**INSTRUCTIONS FOR THE TASK**.
Search the data for the string "направляющей" and extract every line where it appears.

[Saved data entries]
======
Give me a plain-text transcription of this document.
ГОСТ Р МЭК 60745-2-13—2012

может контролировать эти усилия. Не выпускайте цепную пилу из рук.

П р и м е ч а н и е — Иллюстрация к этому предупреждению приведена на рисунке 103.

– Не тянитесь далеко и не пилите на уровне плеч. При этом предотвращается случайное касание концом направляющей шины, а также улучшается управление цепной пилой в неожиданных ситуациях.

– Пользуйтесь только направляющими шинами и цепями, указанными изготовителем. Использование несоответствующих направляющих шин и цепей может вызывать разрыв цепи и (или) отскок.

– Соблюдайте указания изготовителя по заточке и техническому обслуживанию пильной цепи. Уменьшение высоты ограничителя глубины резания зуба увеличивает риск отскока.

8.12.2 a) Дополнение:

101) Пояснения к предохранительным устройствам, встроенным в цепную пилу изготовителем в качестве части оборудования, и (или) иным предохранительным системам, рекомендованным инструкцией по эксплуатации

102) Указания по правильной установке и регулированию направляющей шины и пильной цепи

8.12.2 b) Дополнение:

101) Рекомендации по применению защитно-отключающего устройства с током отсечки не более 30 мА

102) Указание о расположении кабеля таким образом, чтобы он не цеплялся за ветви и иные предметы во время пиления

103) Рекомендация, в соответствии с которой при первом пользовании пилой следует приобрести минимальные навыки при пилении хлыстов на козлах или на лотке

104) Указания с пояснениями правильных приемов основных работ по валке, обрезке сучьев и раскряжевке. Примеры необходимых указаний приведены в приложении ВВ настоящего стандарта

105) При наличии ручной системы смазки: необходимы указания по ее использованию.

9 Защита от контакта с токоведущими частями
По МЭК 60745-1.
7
======
**TASK OUTPUT**.
– Не тянитесь далеко и не пилите на уровне плеч. При этом предотвращается случайное касание концом направляющей шины, а также улучшается управление цепной пилой в неожиданных ситуациях.
102) Указания по правильной установке и регулированию направляющей шины и пильной цепи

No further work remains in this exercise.